# WHAT IS REQUIRED:
Write out the records below word for word, please.

..............................

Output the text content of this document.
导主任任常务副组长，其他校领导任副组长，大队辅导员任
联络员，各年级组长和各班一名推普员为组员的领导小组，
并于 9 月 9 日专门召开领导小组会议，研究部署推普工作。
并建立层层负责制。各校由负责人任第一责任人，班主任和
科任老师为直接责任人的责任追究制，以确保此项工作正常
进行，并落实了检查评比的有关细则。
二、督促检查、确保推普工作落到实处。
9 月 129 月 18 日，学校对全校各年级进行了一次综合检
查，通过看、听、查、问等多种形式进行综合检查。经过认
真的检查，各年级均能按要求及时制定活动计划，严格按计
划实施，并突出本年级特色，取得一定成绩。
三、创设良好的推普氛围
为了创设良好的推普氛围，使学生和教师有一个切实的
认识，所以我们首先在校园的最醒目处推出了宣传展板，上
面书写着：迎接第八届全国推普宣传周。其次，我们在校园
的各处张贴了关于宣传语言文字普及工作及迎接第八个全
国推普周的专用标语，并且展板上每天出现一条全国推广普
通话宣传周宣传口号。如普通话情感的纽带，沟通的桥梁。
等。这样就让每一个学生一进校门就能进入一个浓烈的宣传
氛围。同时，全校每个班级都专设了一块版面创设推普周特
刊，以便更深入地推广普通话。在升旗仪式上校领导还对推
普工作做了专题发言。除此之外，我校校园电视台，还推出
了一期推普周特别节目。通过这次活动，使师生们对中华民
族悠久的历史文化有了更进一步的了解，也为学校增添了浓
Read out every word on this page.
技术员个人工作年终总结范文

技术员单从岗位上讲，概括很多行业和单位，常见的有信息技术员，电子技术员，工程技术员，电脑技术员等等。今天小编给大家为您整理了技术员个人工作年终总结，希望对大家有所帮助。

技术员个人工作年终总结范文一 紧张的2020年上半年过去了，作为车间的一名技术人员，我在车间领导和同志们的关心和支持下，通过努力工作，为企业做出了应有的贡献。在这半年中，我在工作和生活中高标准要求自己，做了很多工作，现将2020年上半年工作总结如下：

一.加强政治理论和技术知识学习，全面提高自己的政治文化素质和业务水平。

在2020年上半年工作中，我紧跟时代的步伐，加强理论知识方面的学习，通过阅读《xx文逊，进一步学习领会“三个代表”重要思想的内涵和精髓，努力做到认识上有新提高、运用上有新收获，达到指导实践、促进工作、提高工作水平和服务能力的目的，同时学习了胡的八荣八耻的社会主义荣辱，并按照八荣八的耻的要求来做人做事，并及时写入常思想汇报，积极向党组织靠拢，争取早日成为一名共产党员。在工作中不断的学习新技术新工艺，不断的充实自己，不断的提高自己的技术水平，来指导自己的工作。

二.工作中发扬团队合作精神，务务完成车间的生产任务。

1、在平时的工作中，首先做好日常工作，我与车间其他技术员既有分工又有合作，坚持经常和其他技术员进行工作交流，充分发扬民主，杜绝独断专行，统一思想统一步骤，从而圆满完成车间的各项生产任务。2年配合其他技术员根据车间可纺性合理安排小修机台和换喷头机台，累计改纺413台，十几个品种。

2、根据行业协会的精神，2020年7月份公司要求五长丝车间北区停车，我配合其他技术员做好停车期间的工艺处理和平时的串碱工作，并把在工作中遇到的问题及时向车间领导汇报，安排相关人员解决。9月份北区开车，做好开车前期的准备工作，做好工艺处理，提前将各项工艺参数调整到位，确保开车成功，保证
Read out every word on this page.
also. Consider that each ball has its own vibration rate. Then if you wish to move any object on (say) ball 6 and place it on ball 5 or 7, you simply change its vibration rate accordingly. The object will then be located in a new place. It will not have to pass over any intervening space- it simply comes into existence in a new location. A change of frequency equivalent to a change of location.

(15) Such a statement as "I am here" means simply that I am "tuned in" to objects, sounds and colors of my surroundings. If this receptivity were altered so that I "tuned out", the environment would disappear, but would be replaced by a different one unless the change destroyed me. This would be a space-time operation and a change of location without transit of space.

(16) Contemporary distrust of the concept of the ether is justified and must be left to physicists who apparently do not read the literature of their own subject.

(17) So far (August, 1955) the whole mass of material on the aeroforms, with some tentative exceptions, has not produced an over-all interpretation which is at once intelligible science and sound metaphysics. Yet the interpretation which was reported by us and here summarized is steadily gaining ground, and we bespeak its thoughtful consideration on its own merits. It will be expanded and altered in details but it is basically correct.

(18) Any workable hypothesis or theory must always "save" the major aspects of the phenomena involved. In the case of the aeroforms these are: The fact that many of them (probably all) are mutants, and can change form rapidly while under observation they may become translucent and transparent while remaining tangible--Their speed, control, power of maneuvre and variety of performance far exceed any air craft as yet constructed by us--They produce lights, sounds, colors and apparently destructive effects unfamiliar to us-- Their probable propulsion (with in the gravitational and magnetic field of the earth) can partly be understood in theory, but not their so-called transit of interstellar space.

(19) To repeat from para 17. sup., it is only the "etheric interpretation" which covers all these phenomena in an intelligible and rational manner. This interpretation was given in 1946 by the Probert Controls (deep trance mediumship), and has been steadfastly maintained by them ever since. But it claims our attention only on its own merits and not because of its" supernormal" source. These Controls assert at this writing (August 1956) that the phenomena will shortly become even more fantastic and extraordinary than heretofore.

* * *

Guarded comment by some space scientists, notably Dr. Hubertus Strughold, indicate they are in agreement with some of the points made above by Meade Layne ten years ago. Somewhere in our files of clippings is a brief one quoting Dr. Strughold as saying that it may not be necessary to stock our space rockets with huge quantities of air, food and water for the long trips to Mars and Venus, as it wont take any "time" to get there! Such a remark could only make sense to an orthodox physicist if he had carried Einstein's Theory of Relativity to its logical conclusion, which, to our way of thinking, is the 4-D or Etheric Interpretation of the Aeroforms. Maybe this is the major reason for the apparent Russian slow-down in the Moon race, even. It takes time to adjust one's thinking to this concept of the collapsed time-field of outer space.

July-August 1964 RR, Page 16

..............................

# FINISHED EXERCISE:
Output the text content of this document.
导主任任常务副组长，其他校领导任副组长，大队辅导员任
联络员，各年级组长和各班一名推普员为组员的领导小组，
并于 9 月 9 日专门召开领导小组会议，研究部署推普工作。
并建立层层负责制。各校由负责人任第一责任人，班主任和
科任老师为直接责任人的责任追究制，以确保此项工作正常
进行，并落实了检查评比的有关细则。
二、督促检查、确保推普工作落到实处。
9 月 129 月 18 日，学校对全校各年级进行了一次综合检
查，通过看、听、查、问等多种形式进行综合检查。经过认
真的检查，各年级均能按要求及时制定活动计划，严格按计
划实施，并突出本年级特色，取得一定成绩。
三、创设良好的推普氛围
为了创设良好的推普氛围，使学生和教师有一个切实的
认识，所以我们首先在校园的最醒目处推出了宣传展板，上
面书写着：迎接第八届全国推普宣传周。其次，我们在校园
的各处张贴了关于宣传语言文字普及工作及迎接第八个全
国推普周的专用标语，并且展板上每天出现一条全国推广普
通话宣传周宣传口号。如普通话情感的纽带，沟通的桥梁。
等。这样就让每一个学生一进校门就能进入一个浓烈的宣传
氛围。同时，全校每个班级都专设了一块版面创设推普周特
刊，以便更深入地推广普通话。在升旗仪式上校领导还对推
普工作做了专题发言。除此之外，我校校园电视台，还推出
了一期推普周特别节目。通过这次活动，使师生们对中华民
族悠久的历史文化有了更进一步的了解，也为学校增添了浓
Read out every word on this page.
技术员个人工作年终总结范文

技术员单从岗位上讲，概括很多行业和单位，常见的有信息技术员，电子技术员，工程技术员，电脑技术员等等。今天小编给大家为您整理了技术员个人工作年终总结，希望对大家有所帮助。

技术员个人工作年终总结范文一 紧张的2020年上半年过去了，作为车间的一名技术人员，我在车间领导和同志们的关心和支持下，通过努力工作，为企业做出了应有的贡献。在这半年中，我在工作和生活中高标准要求自己，做了很多工作，现将2020年上半年工作总结如下：

一.加强政治理论和技术知识学习，全面提高自己的政治文化素质和业务水平。

在2020年上半年工作中，我紧跟时代的步伐，加强理论知识方面的学习，通过阅读《xx文逊，进一步学习领会“三个代表”重要思想的内涵和精髓，努力做到认识上有新提高、运用上有新收获，达到指导实践、促进工作、提高工作水平和服务能力的目的，同时学习了胡的八荣八耻的社会主义荣辱，并按照八荣八的耻的要求来做人做事，并及时写入常思想汇报，积极向党组织靠拢，争取早日成为一名共产党员。在工作中不断的学习新技术新工艺，不断的充实自己，不断的提高自己的技术水平，来指导自己的工作。

二.工作中发扬团队合作精神，务务完成车间的生产任务。

1、在平时的工作中，首先做好日常工作，我与车间其他技术员既有分工又有合作，坚持经常和其他技术员进行工作交流，充分发扬民主，杜绝独断专行，统一思想统一步骤，从而圆满完成车间的各项生产任务。2年配合其他技术员根据车间可纺性合理安排小修机台和换喷头机台，累计改纺413台，十几个品种。

2、根据行业协会的精神，2020年7月份公司要求五长丝车间北区停车，我配合其他技术员做好停车期间的工艺处理和平时的串碱工作，并把在工作中遇到的问题及时向车间领导汇报，安排相关人员解决。9月份北区开车，做好开车前期的准备工作，做好工艺处理，提前将各项工艺参数调整到位，确保开车成功，保证
Read out every word on this page.
also. Consider that each ball has its own vibration rate. Then if you wish to move any object on (say) ball 6 and place it on ball 5 or 7, you simply change its vibration rate accordingly. The object will then be located in a new place. It will not have to pass over any intervening space- it simply comes into existence in a new location. A change of frequency equivalent to a change of location.

(15) Such a statement as "I am here" means simply that I am "tuned in" to objects, sounds and colors of my surroundings. If this receptivity were altered so that I "tuned out", the environment would disappear, but would be replaced by a different one unless the change destroyed me. This would be a space-time operation and a change of location without transit of space.

(16) Contemporary distrust of the concept of the ether is justified and must be left to physicists who apparently do not read the literature of their own subject.

(17) So far (August, 1955) the whole mass of material on the aeroforms, with some tentative exceptions, has not produced an over-all interpretation which is at once intelligible science and sound metaphysics. Yet the interpretation which was reported by us and here summarized is steadily gaining ground, and we bespeak its thoughtful consideration on its own merits. It will be expanded and altered in details but it is basically correct.

(18) Any workable hypothesis or theory must always "save" the major aspects of the phenomena involved. In the case of the aeroforms these are: The fact that many of them (probably all) are mutants, and can change form rapidly while under observation they may become translucent and transparent while remaining tangible--Their speed, control, power of maneuvre and variety of performance far exceed any air craft as yet constructed by us--They produce lights, sounds, colors and apparently destructive effects unfamiliar to us-- Their probable propulsion (with in the gravitational and magnetic field of the earth) can partly be understood in theory, but not their so-called transit of interstellar space.

(19) To repeat from para 17. sup., it is only the "etheric interpretation" which covers all these phenomena in an intelligible and rational manner. This interpretation was given in 1946 by the Probert Controls (deep trance mediumship), and has been steadfastly maintained by them ever since. But it claims our attention only on its own merits and not because of its" supernormal" source. These Controls assert at this writing (August 1956) that the phenomena will shortly become even more fantastic and extraordinary than heretofore.

* * *

Guarded comment by some space scientists, notably Dr. Hubertus Strughold, indicate they are in agreement with some of the points made above by Meade Layne ten years ago. Somewhere in our files of clippings is a brief one quoting Dr. Strughold as saying that it may not be necessary to stock our space rockets with huge quantities of air, food and water for the long trips to Mars and Venus, as it wont take any "time" to get there! Such a remark could only make sense to an orthodox physicist if he had carried Einstein's Theory of Relativity to its logical conclusion, which, to our way of thinking, is the 4-D or Etheric Interpretation of the Aeroforms. Maybe this is the major reason for the apparent Russian slow-down in the Moon race, even. It takes time to adjust one's thinking to this concept of the collapsed time-field of outer space.

July-August 1964 RR, Page 16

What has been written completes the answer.